### Passage
-------------------------

How to Design the Conversation You Want

The things we say to each other fuel our movement through workdays and weekends. We constantly create content that guides our conversations and directs our steps.

Content is how I start talking with customers

Creating content is, at heart, designing the kind of conversation I want to have with my customer. I anticipate my customer’s needs; then, I write a piece that folds in their need with their language and interests. Maybe my product or service is involved, or maybe not. Content sometimes includes selling copy and sometimes doesn’t. Worthwhile content always offers a believable voice with practical information on how to approach or solve a problem. Perhaps next time this potential customer needs this service or has this question, they will come back and enlist my help.

That is the bargain with content on today’s interwebs: tell me something useful, but I’m clicking away the moment you try to sell me something. We write helpful pieces like this for clients all the time, and that content brings them into the larger conversations their potential customers already have.

Content lands us at our best conversations

For years it did not occur to me that what I do for clients, I also do for myself and the organizations I belong to. I create content that opens doors for the kind of conversations I want to have.

You do too.

Over the weekend, I designed a “Conversation Worth Having” (Stavros et al., 2018)[i] for a large group we a part of. This group has formed opposing sides and needs help finding unity. My proposal of a large group dialogue builds on the notion of “Appreciative Inquiry” (Cooperrider, 2008).[ii] Appreciative Inquiry is a discipline that suggests people are more motivated to change if they start with past successes and respond to generative questions that would continue those successes. It’s not that the problem issue is ignored; instead, that problem is flipped to a positive that helps fuel the conversation.

-------------------------

(Recorded data)

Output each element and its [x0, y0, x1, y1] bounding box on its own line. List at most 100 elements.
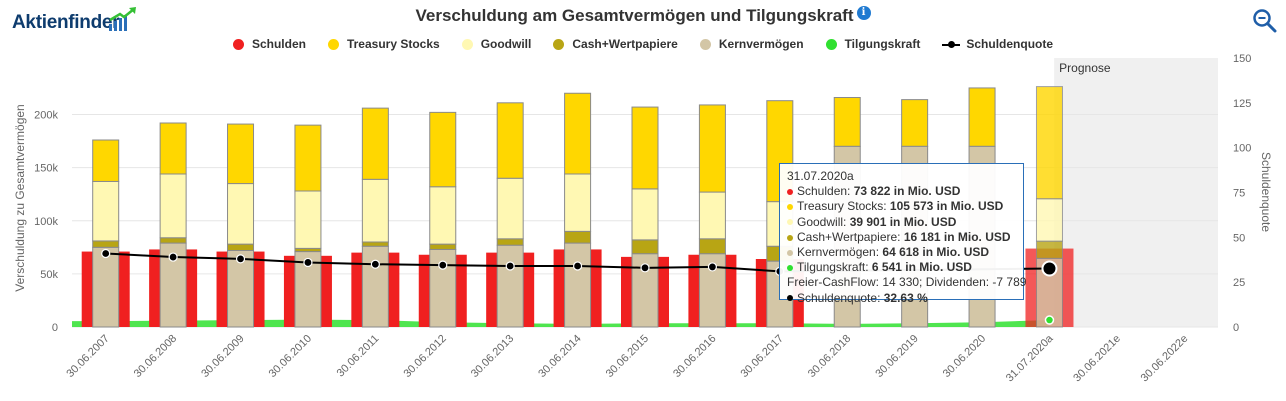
tooltip-label: Goodwill:: [797, 214, 850, 229]
legend-item-tilgungskraft[interactable]: Tilgungskraft: [825, 37, 920, 51]
y2-axis-title: Schuldenquote: [1259, 152, 1273, 232]
schuldenquote-point: [168, 252, 178, 262]
stack-segment: [361, 245, 389, 328]
stack-segment: [227, 243, 255, 251]
chart-tooltip: 31.07.2020a Schulden: 73 822 in Mio. USD…: [779, 163, 1027, 305]
y-tick-label: 200k: [34, 110, 58, 122]
stack-segment: [294, 124, 322, 192]
legend-item-treasury-stocks[interactable]: Treasury Stocks: [327, 37, 440, 51]
chart-title-text: Verschuldung am Gesamtvermögen und Tilgu…: [415, 6, 854, 25]
x-tick-label: 30.06.2015: [604, 333, 651, 380]
schuldenquote-point: [707, 262, 718, 272]
legend-label: Schulden: [251, 37, 306, 51]
tooltip-value: 6 541 in Mio. USD: [871, 260, 972, 275]
y-tick-label: 0: [52, 322, 58, 334]
x-tick-label: 30.06.2011: [335, 333, 382, 380]
x-tick-label: 30.06.2010: [267, 333, 314, 380]
chart-title: Verschuldung am Gesamtvermögen und Tilgu…: [0, 6, 1286, 26]
stack-segment: [496, 177, 524, 240]
info-icon[interactable]: i: [856, 6, 871, 20]
y2-tick-label: 0: [1233, 322, 1239, 334]
stack-segment: [496, 102, 524, 179]
schuldenquote-point: [438, 260, 448, 270]
schuldenquote-line: [105, 252, 1050, 273]
stack-segment: [227, 183, 255, 245]
stack-segment: [698, 104, 726, 193]
brand-name: Aktienfinder: [12, 12, 120, 33]
tooltip-row-kernvermoegen: Kernvermögen: 64 618 in Mio. USD: [787, 245, 1016, 260]
stack-segment: [1035, 86, 1063, 200]
x-tick-label: 30.06.2013: [469, 333, 516, 380]
x-tick-label: 30.06.2014: [536, 333, 583, 380]
stack-segment: [92, 240, 120, 248]
x-tick-label: 30.06.2007: [64, 333, 111, 380]
stack-segment: [92, 180, 120, 242]
x-tick-label: 30.06.2022e: [1139, 333, 1191, 385]
tooltip-bullet: [787, 219, 793, 226]
legend-marker: [232, 38, 244, 50]
x-tick-label: 30.06.2019: [873, 333, 920, 380]
legend-label: Goodwill: [480, 37, 532, 51]
schuldenquote-point: [370, 259, 380, 269]
x-tick-label: 30.06.2009: [199, 333, 246, 380]
stack-segment: [227, 123, 255, 185]
tilgungskraft-point: [1044, 315, 1055, 325]
aktienfinder-logo[interactable]: Aktienfinder: [12, 6, 136, 36]
stack-segment: [1035, 198, 1063, 242]
legend-marker: [553, 38, 565, 50]
tooltip-label: Schuldenquote:: [797, 290, 884, 305]
prognose-label: Prognose: [1059, 61, 1111, 75]
y-axis-title: Verschuldung zu Gesamtvermögen: [13, 104, 27, 291]
tooltip-value: 32.63 %: [883, 290, 928, 305]
legend-label: Kernvermögen: [718, 37, 804, 51]
x-tick-label: 30.06.2021e: [1071, 333, 1123, 385]
x-tick-label: 30.06.2012: [401, 333, 448, 380]
schuldenquote-point: [505, 261, 515, 271]
schuldenquote-point: [572, 261, 583, 271]
legend-label: Cash+Wertpapiere: [572, 37, 678, 51]
y2-tick-label: 25: [1233, 277, 1245, 289]
stack-segment: [92, 139, 120, 182]
x-tick-label: 30.06.2017: [739, 333, 786, 380]
stack-segment: [92, 246, 120, 328]
legend-item-schulden[interactable]: Schulden: [232, 37, 306, 51]
tooltip-value: 16 181 in Mio. USD: [903, 229, 1011, 244]
y-tick-label: 150k: [34, 163, 58, 175]
legend-item-schuldenquote[interactable]: Schuldenquote: [942, 37, 1053, 51]
legend-item-cash-wertpapiere[interactable]: Cash+Wertpapiere: [553, 37, 678, 51]
tooltip-value: 64 618 in Mio. USD: [882, 245, 990, 260]
x-tick-label: 30.06.2016: [671, 333, 718, 380]
stack-segment: [631, 106, 659, 190]
stack-segment: [631, 188, 659, 241]
legend-item-goodwill[interactable]: Goodwill: [461, 37, 532, 51]
tooltip-extra: Freier-CashFlow: 14 330; Dividenden: -7 …: [787, 275, 1027, 290]
stack-segment: [294, 190, 322, 249]
y2-tick-label: 125: [1233, 98, 1251, 110]
legend-label: Treasury Stocks: [346, 37, 440, 51]
stack-segment: [429, 186, 457, 245]
tooltip-row-goodwill: Goodwill: 39 901 in Mio. USD: [787, 215, 1016, 230]
tooltip-row-schulden: Schulden: 73 822 in Mio. USD: [787, 184, 1016, 199]
stack-segment: [1035, 240, 1063, 259]
x-tick-label: 30.06.2020: [941, 333, 988, 380]
x-tick-label: 30.06.2018: [806, 333, 853, 380]
stack-segment: [429, 243, 457, 250]
stack-segment: [361, 241, 389, 247]
legend-label: Schuldenquote: [966, 37, 1054, 51]
tooltip-label: Cash+Wertpapiere:: [797, 229, 904, 244]
tooltip-row-tilgungskraft: Tilgungskraft: 6 541 in Mio. USD: [787, 260, 1016, 275]
stack-segment: [429, 111, 457, 188]
y-tick-label: 100k: [34, 216, 58, 228]
tooltip-bullet: [787, 265, 793, 272]
growth-arrow-icon: [109, 7, 136, 31]
y2-tick-label: 150: [1233, 53, 1251, 65]
tooltip-row-cash-wertpapiere: Cash+Wertpapiere: 16 181 in Mio. USD: [787, 230, 1016, 245]
stack-segment: [698, 238, 726, 255]
zoom-icon[interactable]: [1252, 8, 1278, 34]
tooltip-bullet: [787, 295, 793, 302]
legend-item-kernvermoegen[interactable]: Kernvermögen: [699, 37, 804, 51]
stack-segment: [968, 87, 996, 147]
legend-marker: [461, 38, 473, 50]
stack-segment: [564, 92, 592, 175]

-------------------------

### Complete the following
**1.** Set down, word for word, the part of the piece on designing conversations that opens with the words containing "Creating content is, at" and closes with "enlist my help.".
**2.** Decide whether each statement agrees with the piece on designing conversations, answering yes or no and quoting the words that settle it: (a) The writer holds that worthwhile content always includes selling copy. (b) The writer's proposal for the large group dialogue builds on Appreciative Inquiry. (c) In Appreciative Inquiry, the problem issue is ignored.
**3.** Write what comes next in the piece on designing conversations, starting after its final sentence.

### The replies
**1.**
Creating content is, at heart, designing the kind of conversation I want to have with my customer. I anticipate my customer’s needs; then, I write a piece that folds in their need with their language and interests. Maybe my product or service is involved, or maybe not. Content sometimes includes selling copy and sometimes doesn’t. Worthwhile content always offers a believable voice with practical information on how to approach or solve a problem. Perhaps next time this potential customer needs this service or has this question, they will come back and enlist my help.

**2.**
(a) No: "Content sometimes includes selling copy and sometimes doesn’t."
(b) Yes: "My proposal of a large group dialogue builds on the notion of “Appreciative Inquiry” (Cooperrider, 2008)."
(c) No: "It’s not that the problem issue is ignored; instead, that problem is flipped to a positive that helps fuel the conversation."

**3.**
That’s an intentional conversation I want to have with this group.

When you forward an article that impressed you to your friend, you are saying, “Hey buddy, we could talk about this.” That is a beginning of an intentional conversation. Maybe you and your friend then go for a beer, and that article becomes a beginning point for a memorable conversation. The same things happen in a marriage: we bring topics we’ve read or conversations we’ve had to the dinner table, and sometimes those bits of content become milestone conversations.

Content points toward action in the world

We create content when we deliver thoughts and ideas, and reactions, to others. We can entirely dream up the “creating” part, or it can be a sharpening thought added to an observation or article that we share into the orbit of some conversation partner.

Either way, what we say about the world and how we approach the next steps is a shared activity with those around us, and delivering content fuels that activity.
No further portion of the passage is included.